▶ **Extrait du texte**:
+---+
De son côté, l’article 65 énonce explicitement des propositions contradictoires quand elles ne sont pas si superflues qu’elles suscitent de la suspicion à son encontre. Ces caractéristiques ont été discutées en long et en large par différents observateurs. Mais citons ses passages en guise de complétude. Comparons d’abord le contenu des trois propositions suivantes qui se suivent telles quelles dans l’article 65:
Prop. 1.« Pour offrir l’accès le plus facile, le plus efficace et le plus équitable au savoir, chaque enfant mauritanien sera enseigné dans sa langue maternelle, tout en tenant compte du contexte local et des impératifs de préservation de la cohésion sociale. »
Prop. 2.« L’enseignement est dispensé en langue arabe à tous les niveaux d’éducation et de formation, aussi bien dans les établissements publics que dans les établissements privés. »
+---+
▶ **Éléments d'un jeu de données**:
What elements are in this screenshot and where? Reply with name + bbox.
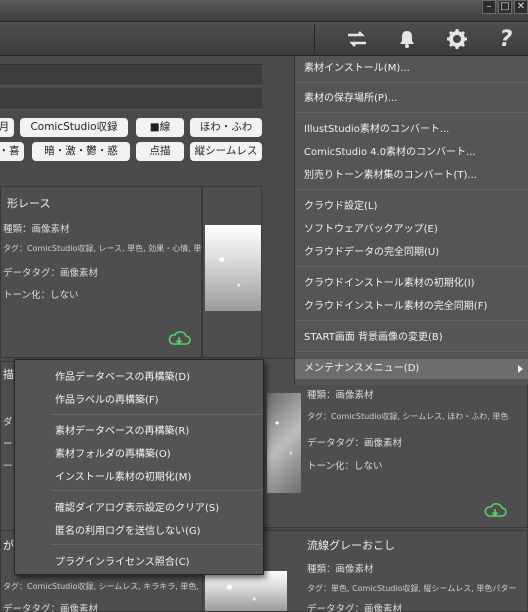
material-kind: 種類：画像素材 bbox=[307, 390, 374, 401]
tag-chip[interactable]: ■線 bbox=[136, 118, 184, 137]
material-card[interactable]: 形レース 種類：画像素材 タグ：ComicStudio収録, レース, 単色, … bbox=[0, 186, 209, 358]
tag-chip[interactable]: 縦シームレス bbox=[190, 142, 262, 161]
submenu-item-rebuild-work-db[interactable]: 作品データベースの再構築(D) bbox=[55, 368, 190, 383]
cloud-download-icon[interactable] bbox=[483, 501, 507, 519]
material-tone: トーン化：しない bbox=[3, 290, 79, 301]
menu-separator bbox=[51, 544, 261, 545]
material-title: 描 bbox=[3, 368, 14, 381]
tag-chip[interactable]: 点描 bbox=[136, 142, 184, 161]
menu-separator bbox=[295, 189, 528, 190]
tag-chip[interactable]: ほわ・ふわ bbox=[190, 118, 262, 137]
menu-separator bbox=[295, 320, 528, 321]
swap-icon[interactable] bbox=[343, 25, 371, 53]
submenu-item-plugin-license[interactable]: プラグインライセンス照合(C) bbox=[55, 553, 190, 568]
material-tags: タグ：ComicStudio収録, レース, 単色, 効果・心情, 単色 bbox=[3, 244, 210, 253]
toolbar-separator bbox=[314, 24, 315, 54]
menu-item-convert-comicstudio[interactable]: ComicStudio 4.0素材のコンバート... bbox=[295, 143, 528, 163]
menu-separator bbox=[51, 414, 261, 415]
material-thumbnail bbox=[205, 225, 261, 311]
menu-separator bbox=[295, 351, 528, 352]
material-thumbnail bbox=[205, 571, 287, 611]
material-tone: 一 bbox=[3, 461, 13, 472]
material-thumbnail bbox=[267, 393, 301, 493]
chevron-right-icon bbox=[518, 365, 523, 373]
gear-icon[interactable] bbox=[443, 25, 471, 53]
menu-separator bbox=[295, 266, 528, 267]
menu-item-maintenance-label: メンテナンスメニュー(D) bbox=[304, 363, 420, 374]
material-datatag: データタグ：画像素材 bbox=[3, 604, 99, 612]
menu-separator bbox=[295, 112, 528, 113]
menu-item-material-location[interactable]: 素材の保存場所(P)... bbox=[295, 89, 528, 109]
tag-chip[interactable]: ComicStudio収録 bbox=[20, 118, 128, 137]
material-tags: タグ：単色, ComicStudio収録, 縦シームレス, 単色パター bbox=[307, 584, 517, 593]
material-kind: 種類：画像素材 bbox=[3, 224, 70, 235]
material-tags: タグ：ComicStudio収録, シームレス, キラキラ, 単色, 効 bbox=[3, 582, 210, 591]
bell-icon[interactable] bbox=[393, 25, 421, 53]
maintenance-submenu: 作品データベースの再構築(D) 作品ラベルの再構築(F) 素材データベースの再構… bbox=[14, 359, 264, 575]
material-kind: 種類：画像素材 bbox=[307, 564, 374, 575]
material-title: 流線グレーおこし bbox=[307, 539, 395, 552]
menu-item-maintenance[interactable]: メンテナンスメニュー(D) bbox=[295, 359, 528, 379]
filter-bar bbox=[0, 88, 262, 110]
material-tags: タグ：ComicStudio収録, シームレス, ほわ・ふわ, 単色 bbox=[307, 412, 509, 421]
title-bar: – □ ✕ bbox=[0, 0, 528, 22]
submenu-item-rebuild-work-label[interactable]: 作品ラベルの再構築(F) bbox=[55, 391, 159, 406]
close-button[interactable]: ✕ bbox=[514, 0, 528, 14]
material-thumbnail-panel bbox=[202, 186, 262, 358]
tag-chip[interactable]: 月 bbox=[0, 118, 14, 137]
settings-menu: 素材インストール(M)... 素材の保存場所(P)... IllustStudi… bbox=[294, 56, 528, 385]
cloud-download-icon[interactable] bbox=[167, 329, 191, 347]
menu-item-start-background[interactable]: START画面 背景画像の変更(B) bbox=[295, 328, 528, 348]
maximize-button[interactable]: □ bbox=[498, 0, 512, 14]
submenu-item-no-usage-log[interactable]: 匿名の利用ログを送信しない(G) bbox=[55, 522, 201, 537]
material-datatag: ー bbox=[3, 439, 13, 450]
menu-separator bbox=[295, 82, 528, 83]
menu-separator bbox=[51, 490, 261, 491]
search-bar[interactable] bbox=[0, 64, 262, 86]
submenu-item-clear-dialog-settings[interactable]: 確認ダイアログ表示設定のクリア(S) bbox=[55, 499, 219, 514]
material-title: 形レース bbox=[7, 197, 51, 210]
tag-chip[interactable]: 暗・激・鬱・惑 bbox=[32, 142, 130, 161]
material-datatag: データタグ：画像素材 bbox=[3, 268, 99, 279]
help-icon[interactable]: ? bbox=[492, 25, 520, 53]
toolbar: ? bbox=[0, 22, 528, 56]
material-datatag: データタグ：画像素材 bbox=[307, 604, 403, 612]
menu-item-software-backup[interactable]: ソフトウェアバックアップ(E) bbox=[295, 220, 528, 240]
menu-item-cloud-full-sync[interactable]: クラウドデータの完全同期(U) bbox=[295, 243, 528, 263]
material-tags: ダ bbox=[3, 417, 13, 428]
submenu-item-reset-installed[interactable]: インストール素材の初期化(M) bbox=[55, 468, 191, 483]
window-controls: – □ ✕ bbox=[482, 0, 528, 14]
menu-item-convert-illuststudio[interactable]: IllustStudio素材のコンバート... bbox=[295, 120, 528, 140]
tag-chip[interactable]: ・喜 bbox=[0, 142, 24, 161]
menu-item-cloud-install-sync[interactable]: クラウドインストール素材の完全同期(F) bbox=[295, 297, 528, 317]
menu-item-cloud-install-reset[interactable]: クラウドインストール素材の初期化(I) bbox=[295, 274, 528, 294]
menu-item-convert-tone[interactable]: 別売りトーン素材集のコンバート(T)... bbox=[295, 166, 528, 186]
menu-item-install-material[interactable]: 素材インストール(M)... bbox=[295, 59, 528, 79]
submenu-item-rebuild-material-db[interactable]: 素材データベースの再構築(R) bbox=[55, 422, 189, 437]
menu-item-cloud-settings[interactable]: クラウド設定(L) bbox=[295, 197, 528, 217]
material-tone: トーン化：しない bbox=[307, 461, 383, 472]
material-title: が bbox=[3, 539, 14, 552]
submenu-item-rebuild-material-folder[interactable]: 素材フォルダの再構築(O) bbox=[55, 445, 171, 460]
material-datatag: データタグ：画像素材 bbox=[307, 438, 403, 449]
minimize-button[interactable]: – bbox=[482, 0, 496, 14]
+---+
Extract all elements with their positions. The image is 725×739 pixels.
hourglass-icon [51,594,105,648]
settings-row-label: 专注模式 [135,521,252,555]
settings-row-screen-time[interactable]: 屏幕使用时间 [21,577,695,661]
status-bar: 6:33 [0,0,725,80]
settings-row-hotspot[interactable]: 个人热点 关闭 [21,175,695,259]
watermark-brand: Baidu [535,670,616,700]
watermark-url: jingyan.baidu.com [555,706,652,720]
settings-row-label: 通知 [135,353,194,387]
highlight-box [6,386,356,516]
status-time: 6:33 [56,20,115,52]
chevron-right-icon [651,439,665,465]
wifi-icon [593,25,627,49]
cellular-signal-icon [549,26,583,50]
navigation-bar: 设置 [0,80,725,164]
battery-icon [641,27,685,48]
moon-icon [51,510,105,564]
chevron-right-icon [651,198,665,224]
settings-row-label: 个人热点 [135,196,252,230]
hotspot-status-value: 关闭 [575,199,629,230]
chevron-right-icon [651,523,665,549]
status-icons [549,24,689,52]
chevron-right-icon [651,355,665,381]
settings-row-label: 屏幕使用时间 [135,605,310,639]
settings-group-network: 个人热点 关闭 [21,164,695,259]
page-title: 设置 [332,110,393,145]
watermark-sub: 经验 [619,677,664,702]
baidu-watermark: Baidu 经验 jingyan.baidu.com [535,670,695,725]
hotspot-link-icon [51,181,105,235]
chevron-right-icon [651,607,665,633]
+---+
▶ **Objectifs**:
**A)** D'après le texte sur l'article 65, pour quelle raison chaque enfant mauritanien doit-il être enseigné dans sa langue maternelle ? Répondez en une à trois phrases.
**B)** Reprenez le texte sur l'article 65 à la suite de sa dernière phrase et poursuivez-le.
La liste n'a aucun lien avec le texte sur l'article 65.

▶ **Réponses par consigne**:
**A)** Selon la première proposition citée de l'article 65, l'enseignement dans la langue maternelle doit offrir à chaque enfant mauritanien l'accès le plus facile, le plus efficace et le plus équitable au savoir.

**B)**
Prop. 3.« Les langues nationales Poular, Soninké et Wolof sont introduites, promues et développées à tous les niveaux d’éducation, aussi bien dans les établissements publics que dans les établissements privés d’éducation et de formation, à la fois comme langues de communication et comme langues d’enseignement ; selon la langue maternelle et la demande exprimée pour chacune de ces langues. »
Pour peu qu’on soit soucieux de la logique des choses, comment peut-on assurer l’enseignement de tout enfant mauritanien dans sa langue (Prop. 1) et assurer en même le même enseignement en arabe (Prop. 2) ? Le manque de clarté ici entraîne une contradiction. La Prop. 3 ne se veut pas claire non plus car les modalités de cette introduction ne sont pas définies. Dans son régime maximum, elle entre en contradiction avec Prop. 2. Il y a toutefois une façon de résoudre la contradiction entre Prop 1 et Prop 2 si le mot « enfant » dans Prop 1 s’accompagne d’une limitation d’âge correspondant à la sortie du primaire, et si on fait appel à la suite de la loi qu’on verra comme une atténuation de la Prop 2 :
Prop 4. « Au niveau du primaire, chaque enfant mauritanien effectue l’apprentissage des disciplines scientifiques dans sa langue maternelle, tout en tenant compte du contexte local et des impératifs de préservation de la cohésion sociale. »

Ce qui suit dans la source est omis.